Each line below that contains "itàque" counts once; report the total and nothing more.

* START SOURCE DATA *

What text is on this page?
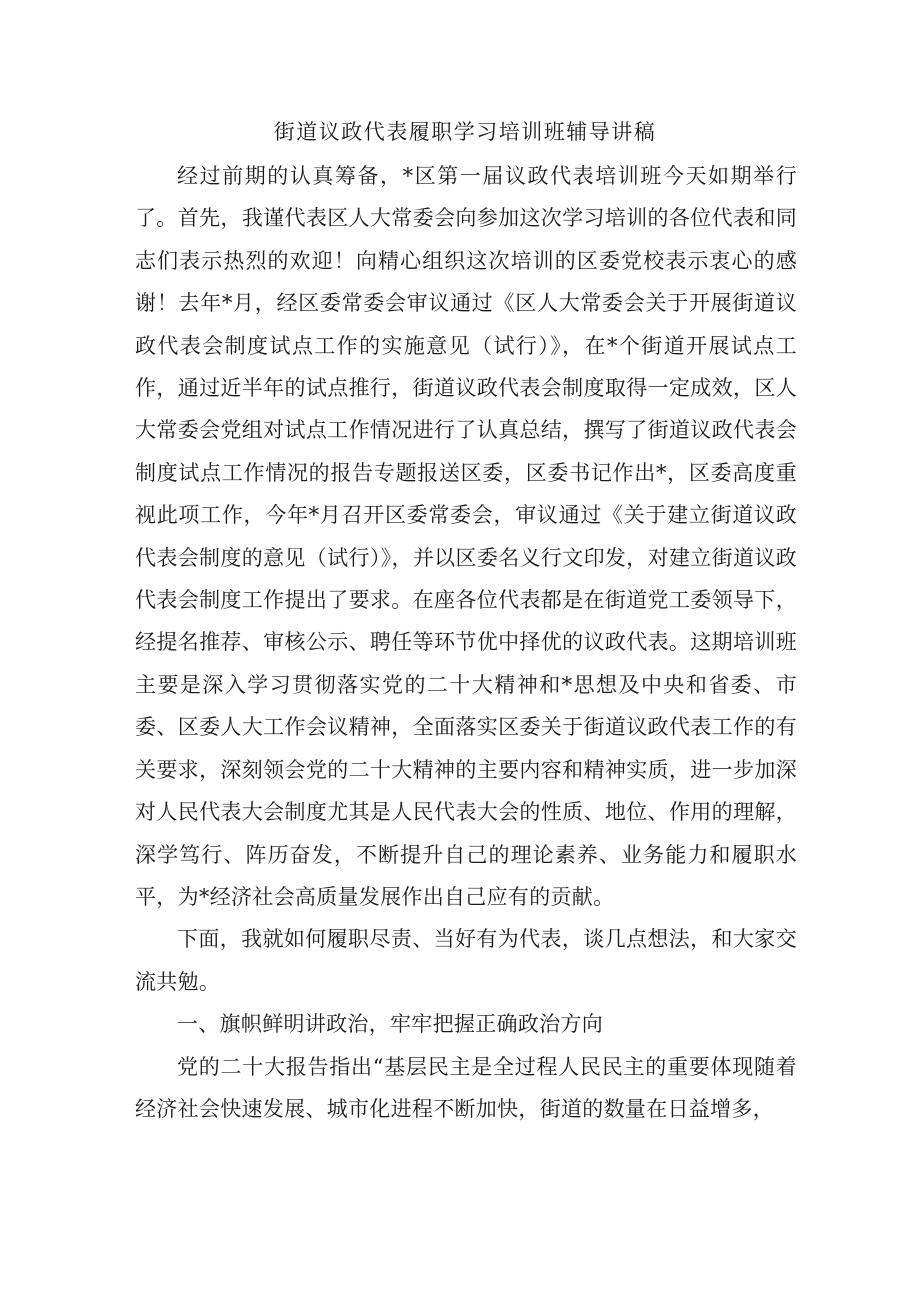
街道议政代表履职学习培训班辅导讲稿

经过前期的认真筹备，*区第一届议政代表培训班今天如期举行了。首先，我谨代表区人大常委会向参加这次学习培训的各位代表和同志们表示热烈的欢迎！向精心组织这次培训的区委党校表示衷心的感谢！去年*月，经区委常委会审议通过《区人大常委会关于开展街道议政代表会制度试点工作的实施意见（试行）》，在*个街道开展试点工作，通过近半年的试点推行，街道议政代表会制度取得一定成效，区人大常委会党组对试点工作情况进行了认真总结，撰写了街道议政代表会制度试点工作情况的报告专题报送区委，区委书记作出*，区委高度重视此项工作，今年*月召开区委常委会，审议通过《关于建立街道议政代表会制度的意见（试行）》，并以区委名义行文印发，对建立街道议政代表会制度工作提出了要求。在座各位代表都是在街道党工委领导下，经提名推荐、审核公示、聘任等环节优中择优的议政代表。这期培训班主要是深入学习贯彻落实党的二十大精神和*思想及中央和省委、市委、区委人大工作会议精神，全面落实区委关于街道议政代表工作的有关要求，深刻领会党的二十大精神的主要内容和精神实质，进一步加深对人民代表大会制度尤其是人民代表大会的性质、地位、作用的理解，深学笃行、阵历奋发，不断提升自己的理论素养、业务能力和履职水平，为*经济社会高质量发展作出自己应有的贡献。

下面，我就如何履职尽责、当好有为代表，谈几点想法，和大家交流共勉。

一、旗帜鲜明讲政治，牢牢把握正确政治方向

党的二十大报告指出“基层民主是全过程人民民主的重要体现随着经济社会快速发展、城市化进程不断加快，街道的数量在日益增多，
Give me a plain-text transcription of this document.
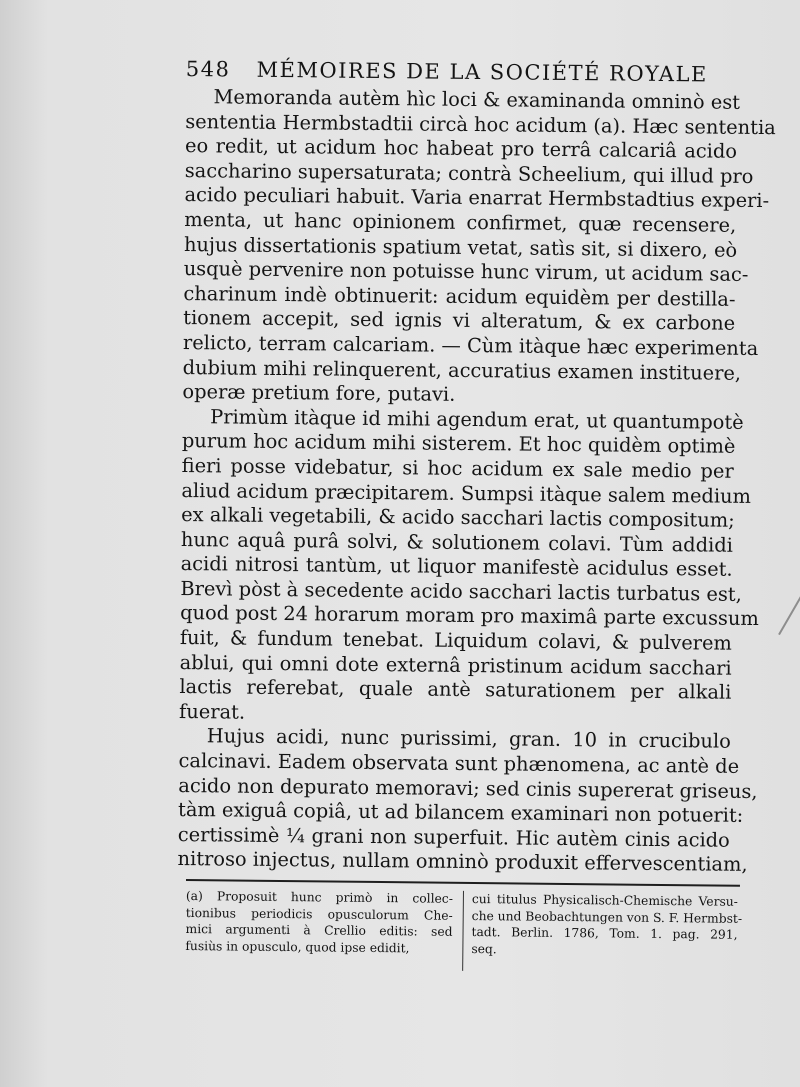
548 MÉMOIRES DE LA SOCIÉTÉ ROYALE

Memoranda autèm hìc loci & examinanda omninò est
sententia Hermbstadtii circà hoc acidum (a). Hæc sententia
eo redit, ut acidum hoc habeat pro terrâ calcariâ acido
saccharino supersaturata; contrà Scheelium, qui illud pro
acido peculiari habuit. Varia enarrat Hermbstadtius experi-
menta, ut hanc opinionem confirmet, quæ recensere,
hujus dissertationis spatium vetat, satìs sit, si dixero, eò
usquè pervenire non potuisse hunc virum, ut acidum sac-
charinum indè obtinuerit: acidum equidèm per destilla-
tionem accepit, sed ignis vi alteratum, & ex carbone
relicto, terram calcariam. — Cùm itàque hæc experimenta
dubium mihi relinquerent, accuratius examen instituere,
operæ pretium fore, putavi.

Primùm itàque id mihi agendum erat, ut quantumpotè
purum hoc acidum mihi sisterem. Et hoc quidèm optimè
fieri posse videbatur, si hoc acidum ex sale medio per
aliud acidum præcipitarem. Sumpsi itàque salem medium
ex alkali vegetabili, & acido sacchari lactis compositum;
hunc aquâ purâ solvi, & solutionem colavi. Tùm addidi
acidi nitrosi tantùm, ut liquor manifestè acidulus esset.
Brevì pòst à secedente acido sacchari lactis turbatus est,
quod post 24 horarum moram pro maximâ parte excussum
fuit, & fundum tenebat. Liquidum colavi, & pulverem
ablui, qui omni dote externâ pristinum acidum sacchari
lactis referebat, quale antè saturationem per alkali
fuerat.

Hujus acidi, nunc purissimi, gran. 10 in crucibulo
calcinavi. Eadem observata sunt phænomena, ac antè de
acido non depurato memoravi; sed cinis supererat griseus,
tàm exiguâ copiâ, ut ad bilancem examinari non potuerit:
certissimè ¼ grani non superfuit. Hic autèm cinis acido
nitroso injectus, nullam omninò produxit effervescentiam,

(a) Proposuit hunc primò in collec-
tionibus periodicis opusculorum Che-
mici argumenti à Crellio editis: sed
fusiùs in opusculo, quod ipse edidit,
cui titulus Physicalisch-Chemische Versu-
che und Beobachtungen von S. F. Hermbst-
tadt. Berlin. 1786, Tom. 1. pag. 291,
seq.
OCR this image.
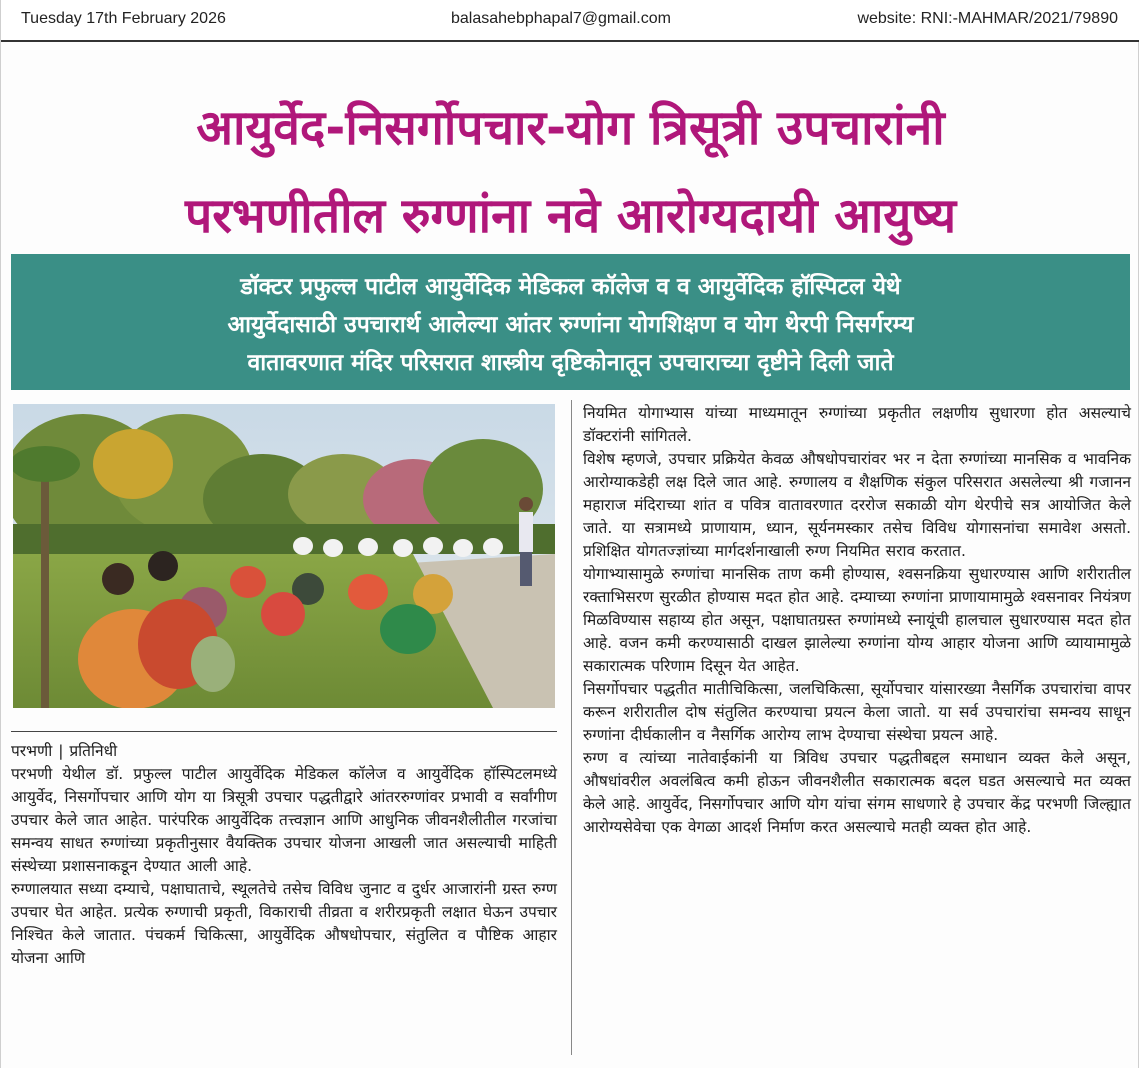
Tuesday 17th February 2026	balasahebphapal7@gmail.com	website: RNI:-MAHMAR/2021/79890
आयुर्वेद-निसर्गोपचार-योग त्रिसूत्री उपचारांनी
परभणीतील रुग्णांना नवे आरोग्यदायी आयुष्य
डॉक्टर प्रफुल्ल पाटील आयुर्वेदिक मेडिकल कॉलेज व व आयुर्वेदिक हॉस्पिटल येथे
आयुर्वेदासाठी उपचारार्थ आलेल्या आंतर रुग्णांना योगशिक्षण व योग थेरपी निसर्गरम्य
वातावरणात मंदिर परिसरात शास्त्रीय दृष्टिकोनातून उपचाराच्या दृष्टीने दिली जाते

परभणी | प्रतिनिधी

परभणी येथील डॉ. प्रफुल्ल पाटील आयुर्वेदिक मेडिकल कॉलेज व आयुर्वेदिक हॉस्पिटलमध्ये आयुर्वेद, निसर्गोपचार आणि योग या त्रिसूत्री उपचार पद्धतीद्वारे आंतररुग्णांवर प्रभावी व सर्वांगीण उपचार केले जात आहेत. पारंपरिक आयुर्वेदिक तत्त्वज्ञान आणि आधुनिक जीवनशैलीतील गरजांचा समन्वय साधत रुग्णांच्या प्रकृतीनुसार वैयक्तिक उपचार योजना आखली जात असल्याची माहिती संस्थेच्या प्रशासनाकडून देण्यात आली आहे.

रुग्णालयात सध्या दम्याचे, पक्षाघाताचे, स्थूलतेचे तसेच विविध जुनाट व दुर्धर आजारांनी ग्रस्त रुग्ण उपचार घेत आहेत. प्रत्येक रुग्णाची प्रकृती, विकाराची तीव्रता व शरीरप्रकृती लक्षात घेऊन उपचार निश्चित केले जातात. पंचकर्म चिकित्सा, आयुर्वेदिक औषधोपचार, संतुलित व पौष्टिक आहार योजना आणि

नियमित योगाभ्यास यांच्या माध्यमातून रुग्णांच्या प्रकृतीत लक्षणीय सुधारणा होत असल्याचे डॉक्टरांनी सांगितले.

विशेष म्हणजे, उपचार प्रक्रियेत केवळ औषधोपचारांवर भर न देता रुग्णांच्या मानसिक व भावनिक आरोग्याकडेही लक्ष दिले जात आहे. रुग्णालय व शैक्षणिक संकुल परिसरात असलेल्या श्री गजानन महाराज मंदिराच्या शांत व पवित्र वातावरणात दररोज सकाळी योग थेरपीचे सत्र आयोजित केले जाते. या सत्रामध्ये प्राणायाम, ध्यान, सूर्यनमस्कार तसेच विविध योगासनांचा समावेश असतो. प्रशिक्षित योगतज्ज्ञांच्या मार्गदर्शनाखाली रुग्ण नियमित सराव करतात.

योगाभ्यासामुळे रुग्णांचा मानसिक ताण कमी होण्यास, श्वसनक्रिया सुधारण्यास आणि शरीरातील रक्ताभिसरण सुरळीत होण्यास मदत होत आहे. दम्याच्या रुग्णांना प्राणायामामुळे श्वसनावर नियंत्रण मिळविण्यास सहाय्य होत असून, पक्षाघातग्रस्त रुग्णांमध्ये स्नायूंची हालचाल सुधारण्यास मदत होत आहे. वजन कमी करण्यासाठी दाखल झालेल्या रुग्णांना योग्य आहार योजना आणि व्यायामामुळे सकारात्मक परिणाम दिसून येत आहेत.

निसर्गोपचार पद्धतीत मातीचिकित्सा, जलचिकित्सा, सूर्योपचार यांसारख्या नैसर्गिक उपचारांचा वापर करून शरीरातील दोष संतुलित करण्याचा प्रयत्न केला जातो. या सर्व उपचारांचा समन्वय साधून रुग्णांना दीर्घकालीन व नैसर्गिक आरोग्य लाभ देण्याचा संस्थेचा प्रयत्न आहे.

रुग्ण व त्यांच्या नातेवाईकांनी या त्रिविध उपचार पद्धतीबद्दल समाधान व्यक्त केले असून, औषधांवरील अवलंबित्व कमी होऊन जीवनशैलीत सकारात्मक बदल घडत असल्याचे मत व्यक्त केले आहे. आयुर्वेद, निसर्गोपचार आणि योग यांचा संगम साधणारे हे उपचार केंद्र परभणी जिल्ह्यात आरोग्यसेवेचा एक वेगळा आदर्श निर्माण करत असल्याचे मतही व्यक्त होत आहे.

* END SOURCE DATA *

ANSWER — 3